● **What to produce**
Find the string "RADIUS" in the records. Copy every line it appears in.

Stored entries
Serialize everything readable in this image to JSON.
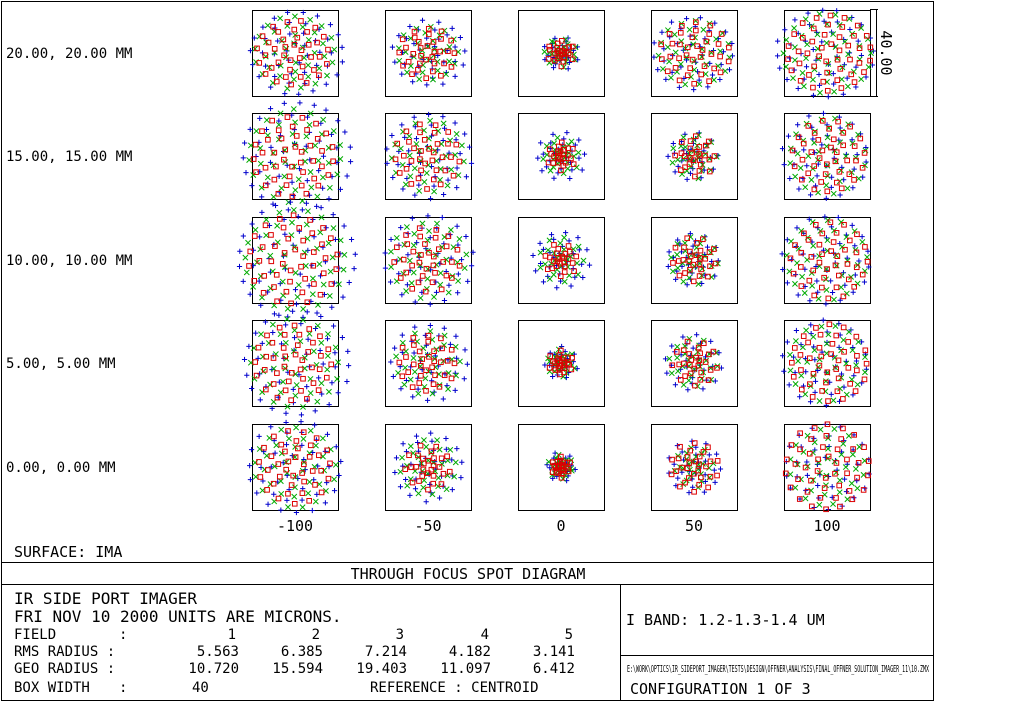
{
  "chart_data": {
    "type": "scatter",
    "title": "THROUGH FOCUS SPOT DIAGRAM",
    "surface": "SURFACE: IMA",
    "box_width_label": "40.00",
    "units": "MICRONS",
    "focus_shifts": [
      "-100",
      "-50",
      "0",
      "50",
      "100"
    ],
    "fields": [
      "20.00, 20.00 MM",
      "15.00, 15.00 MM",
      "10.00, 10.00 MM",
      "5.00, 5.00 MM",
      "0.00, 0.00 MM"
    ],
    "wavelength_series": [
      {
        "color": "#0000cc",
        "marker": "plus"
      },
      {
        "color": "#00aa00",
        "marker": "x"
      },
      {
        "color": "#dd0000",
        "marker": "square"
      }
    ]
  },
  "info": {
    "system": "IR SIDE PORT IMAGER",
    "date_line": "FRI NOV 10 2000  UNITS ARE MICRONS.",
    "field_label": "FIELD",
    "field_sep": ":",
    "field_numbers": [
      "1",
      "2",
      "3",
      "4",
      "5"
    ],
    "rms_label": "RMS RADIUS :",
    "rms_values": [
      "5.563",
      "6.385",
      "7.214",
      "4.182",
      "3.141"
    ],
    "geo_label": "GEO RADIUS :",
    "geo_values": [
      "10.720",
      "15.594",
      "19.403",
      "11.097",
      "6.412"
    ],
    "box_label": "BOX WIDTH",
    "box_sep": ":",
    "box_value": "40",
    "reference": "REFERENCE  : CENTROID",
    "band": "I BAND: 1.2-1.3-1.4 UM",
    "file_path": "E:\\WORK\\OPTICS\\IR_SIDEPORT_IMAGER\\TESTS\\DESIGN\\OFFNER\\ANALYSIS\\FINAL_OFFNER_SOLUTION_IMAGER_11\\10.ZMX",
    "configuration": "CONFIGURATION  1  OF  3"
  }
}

● **Expected output**
    "rms_label": "RMS RADIUS :",
    "geo_label": "GEO RADIUS :",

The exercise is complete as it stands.